[Records contained in a dataset]

• • • • •

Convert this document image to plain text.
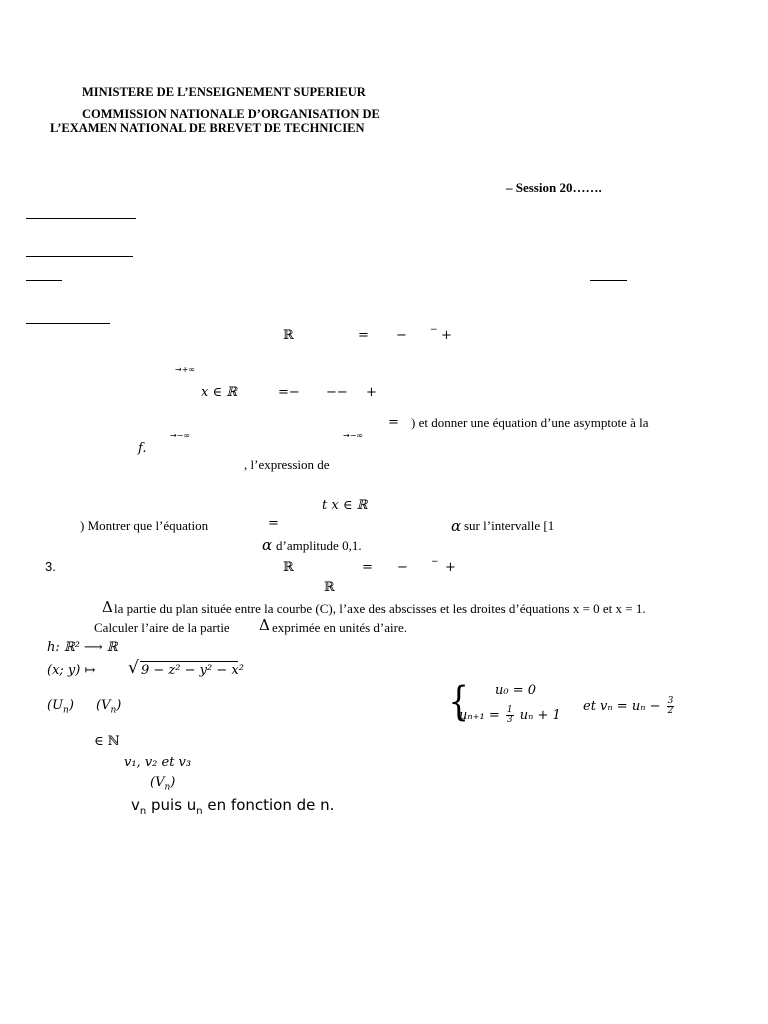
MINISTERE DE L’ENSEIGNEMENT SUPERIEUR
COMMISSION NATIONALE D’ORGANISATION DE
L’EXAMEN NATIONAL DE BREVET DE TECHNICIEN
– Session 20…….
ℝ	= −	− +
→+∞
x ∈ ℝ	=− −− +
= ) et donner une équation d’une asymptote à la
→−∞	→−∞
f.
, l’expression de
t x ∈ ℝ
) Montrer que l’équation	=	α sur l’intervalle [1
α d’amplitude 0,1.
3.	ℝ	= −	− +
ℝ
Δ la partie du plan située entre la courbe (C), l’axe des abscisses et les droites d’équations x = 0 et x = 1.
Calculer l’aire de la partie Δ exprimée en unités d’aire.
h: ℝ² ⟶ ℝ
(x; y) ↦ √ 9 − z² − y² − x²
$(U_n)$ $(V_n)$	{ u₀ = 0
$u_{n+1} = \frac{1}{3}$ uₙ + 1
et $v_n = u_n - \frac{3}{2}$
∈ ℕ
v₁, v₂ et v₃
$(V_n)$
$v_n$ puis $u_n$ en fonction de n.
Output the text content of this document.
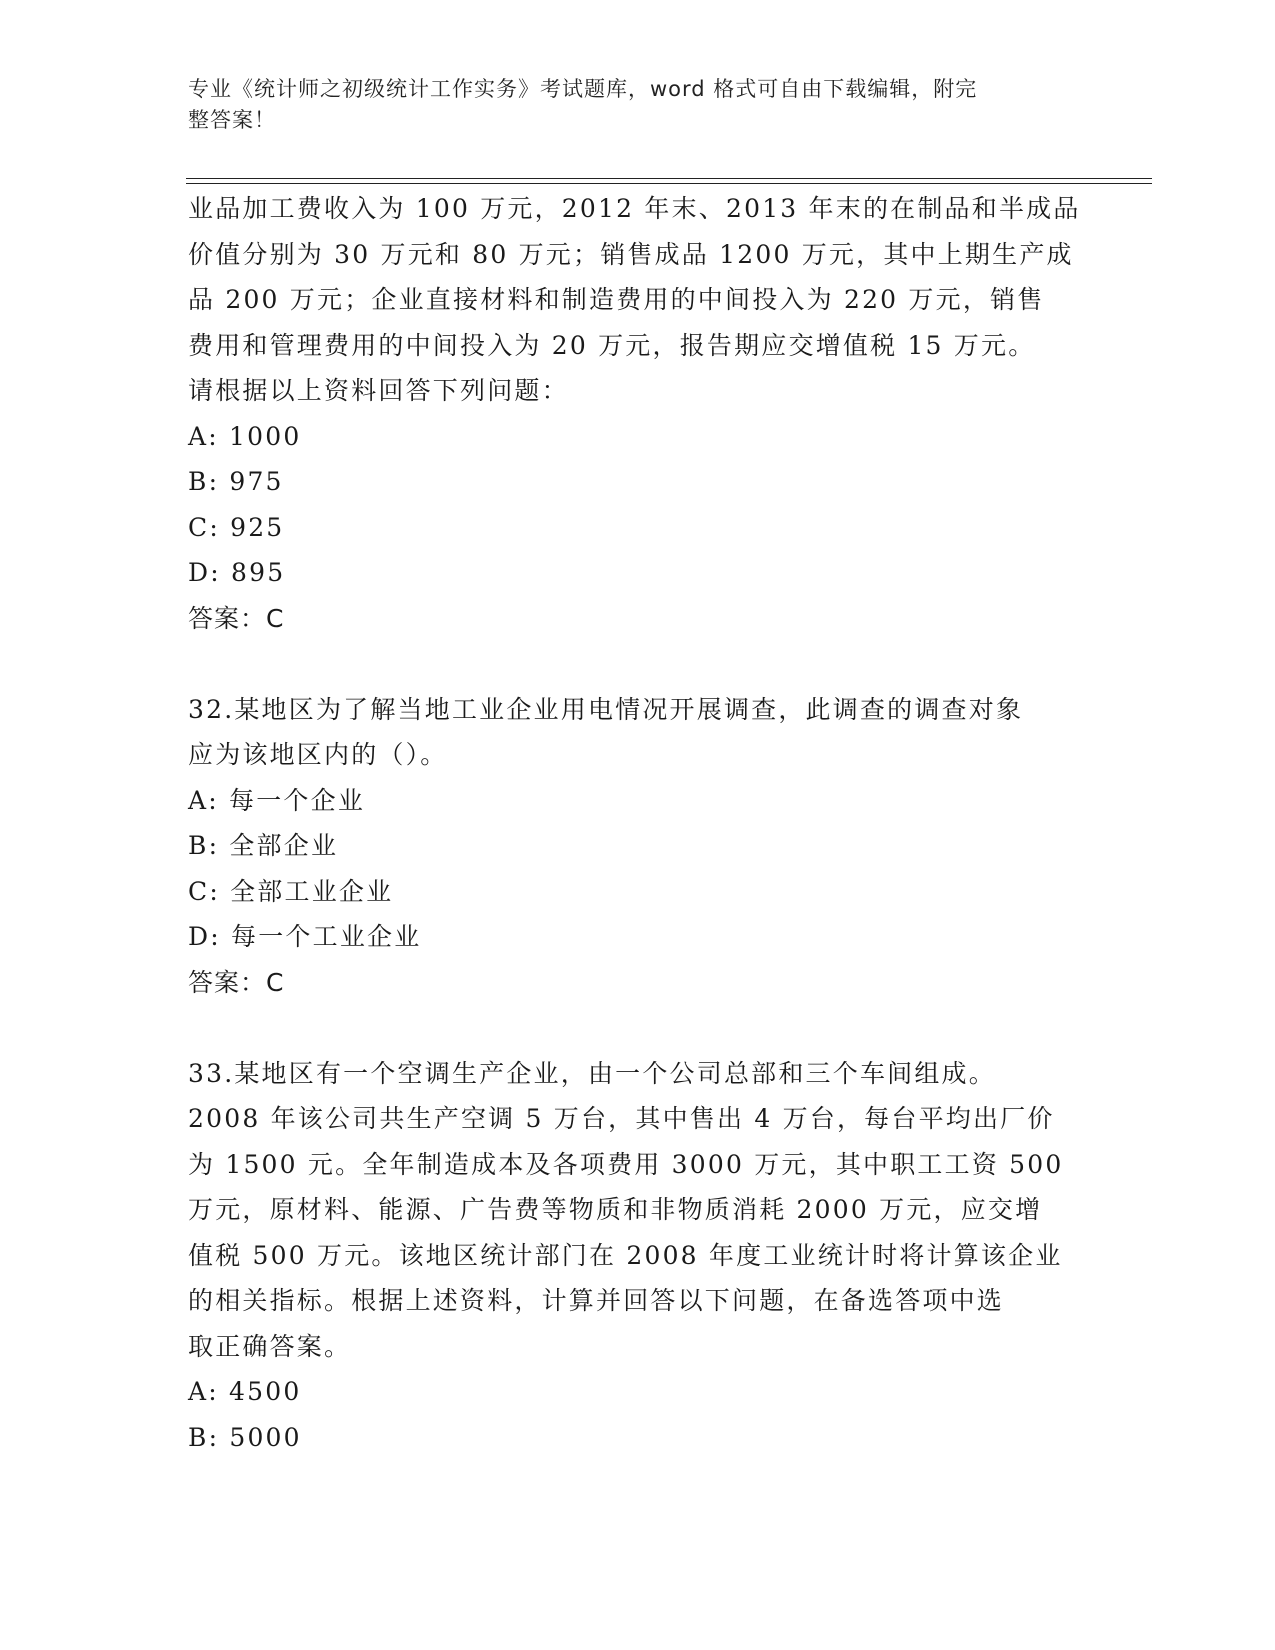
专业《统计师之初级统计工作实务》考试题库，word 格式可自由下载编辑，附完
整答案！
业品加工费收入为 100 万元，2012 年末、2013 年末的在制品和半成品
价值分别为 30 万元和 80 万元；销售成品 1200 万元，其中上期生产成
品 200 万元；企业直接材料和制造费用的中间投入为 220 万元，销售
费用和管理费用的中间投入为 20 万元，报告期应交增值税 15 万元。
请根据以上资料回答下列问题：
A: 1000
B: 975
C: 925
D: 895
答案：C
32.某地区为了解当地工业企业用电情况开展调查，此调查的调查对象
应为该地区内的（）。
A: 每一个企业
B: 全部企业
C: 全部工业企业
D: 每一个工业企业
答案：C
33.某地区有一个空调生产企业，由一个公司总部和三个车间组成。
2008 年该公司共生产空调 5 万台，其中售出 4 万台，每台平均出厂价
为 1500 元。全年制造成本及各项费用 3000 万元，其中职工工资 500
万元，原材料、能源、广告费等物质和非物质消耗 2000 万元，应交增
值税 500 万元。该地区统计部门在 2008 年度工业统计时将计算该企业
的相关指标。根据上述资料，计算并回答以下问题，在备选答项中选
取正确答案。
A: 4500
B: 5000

• • • • •

Select and copy each line from the data that includes the word "document".

Convert this document image to plain text.
Output the text content of this document.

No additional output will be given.